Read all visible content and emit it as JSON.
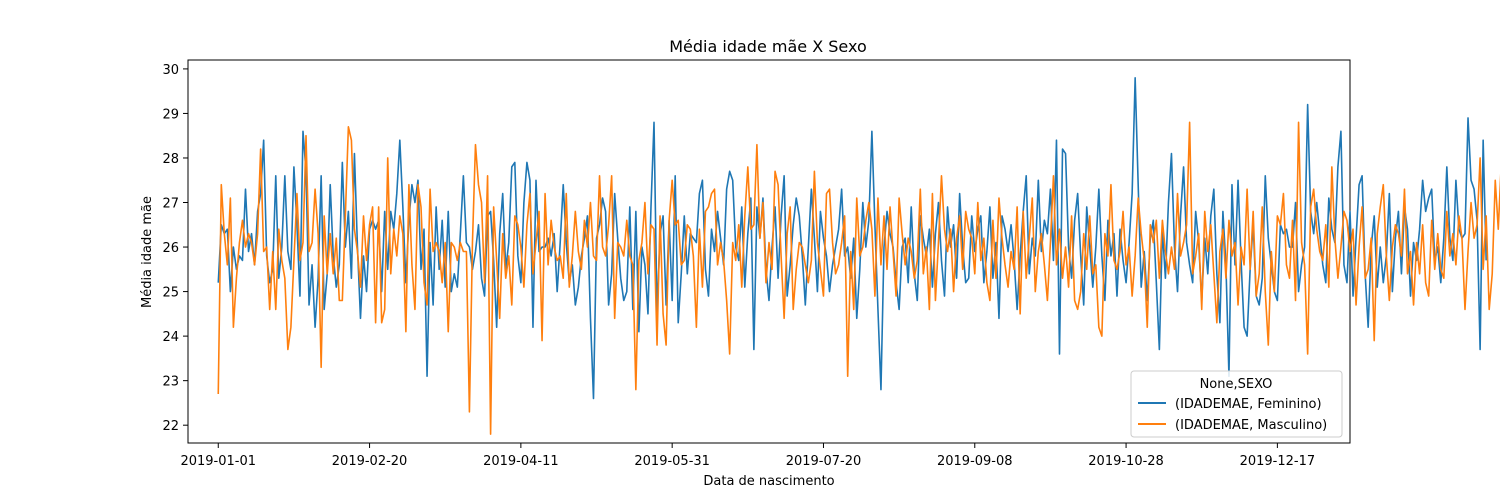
{
  "chart_data": {
    "type": "line",
    "title": "Média idade mãe X Sexo",
    "xlabel": "Data de nascimento",
    "ylabel": "Média idade mãe",
    "x_start": "2019-01-01",
    "x_end": "2019-12-31",
    "xlim": [
      "2018-12-22",
      "2020-01-10"
    ],
    "ylim": [
      21.6,
      30.2
    ],
    "x_ticks": [
      "2019-01-01",
      "2019-02-20",
      "2019-04-11",
      "2019-05-31",
      "2019-07-20",
      "2019-09-08",
      "2019-10-28",
      "2019-12-17"
    ],
    "y_ticks": [
      22,
      23,
      24,
      25,
      26,
      27,
      28,
      29,
      30
    ],
    "grid": false,
    "legend": {
      "title": "None,SEXO",
      "position": "lower-right"
    },
    "series": [
      {
        "name": "(IDADEMAE, Feminino)",
        "color": "#1f77b4",
        "values": [
          25.2,
          26.5,
          26.3,
          26.4,
          25.0,
          26.0,
          25.5,
          25.8,
          25.7,
          27.3,
          25.9,
          26.3,
          25.6,
          26.8,
          27.2,
          28.4,
          25.8,
          25.2,
          25.5,
          27.6,
          25.3,
          26.0,
          27.6,
          25.9,
          25.5,
          27.8,
          26.5,
          24.9,
          28.6,
          27.7,
          24.7,
          25.6,
          24.2,
          25.3,
          27.6,
          24.6,
          25.4,
          27.4,
          25.8,
          25.1,
          25.6,
          27.9,
          26.0,
          26.8,
          25.3,
          28.1,
          26.0,
          24.4,
          25.8,
          25.0,
          26.4,
          26.6,
          26.4,
          26.6,
          25.0,
          26.8,
          25.5,
          26.8,
          26.4,
          27.2,
          28.4,
          26.9,
          25.2,
          26.6,
          27.4,
          27.0,
          27.5,
          25.5,
          26.4,
          23.1,
          26.1,
          24.7,
          26.9,
          25.5,
          26.6,
          25.1,
          26.8,
          25.0,
          25.4,
          25.1,
          26.3,
          27.6,
          26.1,
          26.0,
          25.5,
          25.9,
          26.5,
          25.3,
          24.9,
          26.7,
          26.8,
          25.7,
          24.2,
          26.3,
          27.2,
          25.5,
          26.1,
          27.8,
          27.9,
          25.8,
          25.2,
          27.0,
          27.9,
          27.5,
          24.2,
          27.5,
          25.9,
          26.0,
          26.0,
          26.2,
          25.8,
          26.3,
          25.0,
          26.1,
          27.4,
          26.1,
          25.2,
          25.6,
          24.7,
          25.1,
          25.8,
          26.2,
          26.7,
          24.4,
          22.6,
          26.2,
          26.5,
          27.1,
          26.8,
          24.7,
          25.4,
          27.2,
          26.2,
          25.3,
          24.8,
          25.0,
          26.9,
          24.6,
          26.8,
          24.1,
          26.0,
          25.6,
          24.5,
          26.9,
          28.8,
          24.5,
          26.3,
          26.7,
          24.7,
          26.6,
          24.8,
          27.6,
          24.3,
          25.4,
          26.7,
          25.4,
          26.3,
          26.2,
          26.1,
          27.2,
          27.5,
          25.5,
          24.9,
          26.4,
          25.9,
          26.8,
          26.2,
          25.6,
          27.3,
          27.7,
          27.5,
          26.0,
          25.7,
          26.9,
          25.1,
          26.3,
          27.1,
          23.7,
          26.9,
          26.2,
          27.1,
          25.5,
          24.8,
          26.0,
          26.9,
          25.3,
          26.7,
          27.6,
          24.9,
          25.6,
          26.5,
          27.1,
          26.7,
          25.8,
          24.7,
          26.0,
          27.3,
          26.2,
          25.0,
          26.8,
          26.2,
          25.8,
          25.0,
          25.6,
          26.0,
          26.4,
          27.3,
          25.8,
          26.0,
          25.3,
          26.2,
          24.4,
          25.5,
          27.0,
          26.0,
          26.6,
          28.6,
          26.5,
          24.6,
          22.8,
          26.0,
          26.8,
          26.3,
          26.0,
          25.2,
          24.6,
          26.0,
          26.2,
          25.2,
          26.9,
          25.4,
          24.8,
          26.7,
          26.2,
          25.8,
          26.4,
          25.1,
          26.3,
          27.0,
          25.7,
          24.9,
          26.9,
          26.0,
          26.5,
          25.3,
          27.2,
          26.0,
          25.2,
          25.3,
          26.7,
          25.9,
          26.4,
          26.7,
          25.2,
          25.9,
          26.9,
          25.3,
          26.1,
          24.4,
          26.7,
          26.4,
          25.9,
          26.5,
          25.7,
          24.6,
          25.8,
          26.8,
          27.6,
          25.4,
          26.2,
          25.8,
          27.5,
          25.9,
          26.6,
          26.3,
          27.3,
          25.7,
          28.4,
          23.6,
          28.2,
          28.1,
          26.0,
          25.3,
          26.6,
          27.2,
          25.8,
          24.7,
          26.9,
          26.0,
          25.1,
          26.0,
          27.3,
          25.8,
          24.8,
          26.6,
          25.8,
          26.3,
          24.9,
          26.4,
          25.7,
          25.2,
          26.1,
          27.2,
          29.8,
          27.4,
          25.1,
          25.9,
          24.8,
          26.2,
          26.6,
          25.2,
          23.7,
          26.4,
          25.3,
          27.0,
          28.1,
          26.0,
          25.0,
          26.7,
          27.8,
          26.1,
          25.6,
          25.2,
          26.8,
          26.1,
          24.8,
          26.2,
          25.4,
          26.7,
          27.3,
          25.4,
          24.3,
          26.8,
          25.6,
          23.1,
          27.4,
          25.6,
          27.5,
          25.7,
          24.2,
          24.0,
          25.5,
          26.5,
          24.9,
          24.7,
          25.3,
          27.6,
          26.2,
          25.6,
          25.0,
          24.8,
          26.5,
          26.3,
          26.4,
          26.0,
          26.0,
          27.0,
          25.0,
          25.6,
          26.0,
          29.2,
          26.8,
          26.3,
          27.0,
          26.3,
          25.6,
          25.2,
          27.1,
          26.4,
          26.1,
          27.8,
          28.6,
          25.6,
          25.2,
          26.8,
          24.9,
          26.2,
          27.4,
          27.6,
          25.4,
          24.2,
          26.0,
          26.7,
          25.1,
          26.0,
          25.2,
          25.8,
          27.2,
          25.0,
          26.2,
          26.8,
          25.4,
          26.9,
          26.4,
          24.9,
          26.1,
          25.7,
          26.4,
          27.5,
          26.8,
          27.1,
          27.3,
          25.7,
          26.0,
          25.2,
          26.2,
          27.8,
          26.2,
          25.7,
          27.5,
          26.4,
          26.2,
          26.3,
          28.9,
          27.5,
          27.3,
          26.6,
          23.7,
          28.4,
          25.7
        ]
      },
      {
        "name": "(IDADEMAE, Masculino)",
        "color": "#ff7f0e",
        "values": [
          22.7,
          27.4,
          26.3,
          25.6,
          27.1,
          24.2,
          25.3,
          26.1,
          26.6,
          26.0,
          26.3,
          26.1,
          25.6,
          26.3,
          28.2,
          25.9,
          26.0,
          24.6,
          25.9,
          24.6,
          26.4,
          25.7,
          25.3,
          23.7,
          24.2,
          25.7,
          27.2,
          25.7,
          26.1,
          28.5,
          25.9,
          26.1,
          27.3,
          26.3,
          23.3,
          26.7,
          25.4,
          26.3,
          25.4,
          26.2,
          24.8,
          24.8,
          26.7,
          28.7,
          28.4,
          26.4,
          25.9,
          25.1,
          26.7,
          25.7,
          26.5,
          26.9,
          24.3,
          26.9,
          24.3,
          24.6,
          28.0,
          25.4,
          26.4,
          25.8,
          26.7,
          26.3,
          24.1,
          27.4,
          25.6,
          24.6,
          27.4,
          26.9,
          25.2,
          24.7,
          27.3,
          25.9,
          26.1,
          25.9,
          25.2,
          26.1,
          24.1,
          26.1,
          26.0,
          25.7,
          26.1,
          25.9,
          25.9,
          22.3,
          26.1,
          28.3,
          27.4,
          27.0,
          25.2,
          27.6,
          21.8,
          26.9,
          25.7,
          24.4,
          26.3,
          25.3,
          25.8,
          24.7,
          26.7,
          26.5,
          26.0,
          25.1,
          26.5,
          27.2,
          25.4,
          26.1,
          26.8,
          23.9,
          27.2,
          25.6,
          26.6,
          26.0,
          25.7,
          25.8,
          25.3,
          27.2,
          25.1,
          25.8,
          26.8,
          25.9,
          25.5,
          26.6,
          26.0,
          27.0,
          25.8,
          25.7,
          27.6,
          26.0,
          25.8,
          26.5,
          27.6,
          24.4,
          26.1,
          26.0,
          25.8,
          26.6,
          25.8,
          25.6,
          22.8,
          25.7,
          26.1,
          27.0,
          25.4,
          26.5,
          26.4,
          23.8,
          26.7,
          24.5,
          23.8,
          26.6,
          27.5,
          26.5,
          26.6,
          25.6,
          25.7,
          26.5,
          26.4,
          25.8,
          24.2,
          26.4,
          25.1,
          26.8,
          26.9,
          27.2,
          27.3,
          25.6,
          26.1,
          25.7,
          24.8,
          23.6,
          26.1,
          25.7,
          26.5,
          25.1,
          26.7,
          27.8,
          26.4,
          26.5,
          28.3,
          26.2,
          27.0,
          25.2,
          26.1,
          25.5,
          27.7,
          27.4,
          25.8,
          24.4,
          26.3,
          26.9,
          24.6,
          25.5,
          26.1,
          26.0,
          25.6,
          25.2,
          25.7,
          27.7,
          26.1,
          25.5,
          24.9,
          27.2,
          27.3,
          26.1,
          25.4,
          25.6,
          26.1,
          26.7,
          23.1,
          25.9,
          24.6,
          27.1,
          25.8,
          26.0,
          26.6,
          27.0,
          26.4,
          24.9,
          27.1,
          25.6,
          26.7,
          25.5,
          26.9,
          25.9,
          24.9,
          27.1,
          26.3,
          25.6,
          26.2,
          25.9,
          25.3,
          25.7,
          27.3,
          25.4,
          26.0,
          24.6,
          27.2,
          24.8,
          26.1,
          27.6,
          26.4,
          25.9,
          26.4,
          25.0,
          26.2,
          26.7,
          25.5,
          26.8,
          26.4,
          26.2,
          25.4,
          27.0,
          25.7,
          26.2,
          25.2,
          24.8,
          26.6,
          25.3,
          27.1,
          26.2,
          25.6,
          25.1,
          25.9,
          25.5,
          26.9,
          24.5,
          26.8,
          25.3,
          26.2,
          27.1,
          25.0,
          25.9,
          26.3,
          25.6,
          24.8,
          26.1,
          27.6,
          25.6,
          26.4,
          25.3,
          26.0,
          25.1,
          26.7,
          24.8,
          24.6,
          25.0,
          26.3,
          25.5,
          26.7,
          25.4,
          25.6,
          24.2,
          24.0,
          26.3,
          25.8,
          27.4,
          25.7,
          25.5,
          25.9,
          26.8,
          25.6,
          26.0,
          24.9,
          25.8,
          27.1,
          26.3,
          25.7,
          24.2,
          26.5,
          26.1,
          26.6,
          25.3,
          26.6,
          25.9,
          25.4,
          26.0,
          25.5,
          27.2,
          25.8,
          26.1,
          26.5,
          28.8,
          25.4,
          25.8,
          26.3,
          24.6,
          26.8,
          25.9,
          26.5,
          25.4,
          24.3,
          25.9,
          26.4,
          25.3,
          26.6,
          25.8,
          26.1,
          24.7,
          26.0,
          25.6,
          27.3,
          25.5,
          26.8,
          24.9,
          25.4,
          26.9,
          25.0,
          23.8,
          25.9,
          25.0,
          26.7,
          26.5,
          27.2,
          25.6,
          25.3,
          26.6,
          24.8,
          28.8,
          26.1,
          25.6,
          23.6,
          26.9,
          27.3,
          26.4,
          25.9,
          25.7,
          26.5,
          25.1,
          27.8,
          26.2,
          25.3,
          26.0,
          26.8,
          26.6,
          25.9,
          26.4,
          24.7,
          26.0,
          26.9,
          25.3,
          25.5,
          26.2,
          23.9,
          26.3,
          26.9,
          27.4,
          25.8,
          24.8,
          26.0,
          26.5,
          26.3,
          25.8,
          27.3,
          25.4,
          25.9,
          24.7,
          26.1,
          25.4,
          26.5,
          25.2,
          24.9,
          26.6,
          25.5,
          26.3,
          25.5,
          25.3,
          26.8,
          25.8,
          26.3,
          25.6,
          26.7,
          26.2,
          24.6,
          25.9,
          27.0,
          26.2,
          26.5,
          28.0,
          25.5,
          26.7,
          24.6,
          25.4,
          27.5,
          26.4,
          27.9,
          25.9,
          26.6,
          25.4,
          24.3,
          27.0,
          24.4
        ]
      }
    ]
  }
}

● ● ● ● ● ● ●

Stated problem =>
The string "IDADEMAE" may appear in lines of the listing above; tally those lines and give the number only.

Response =>
2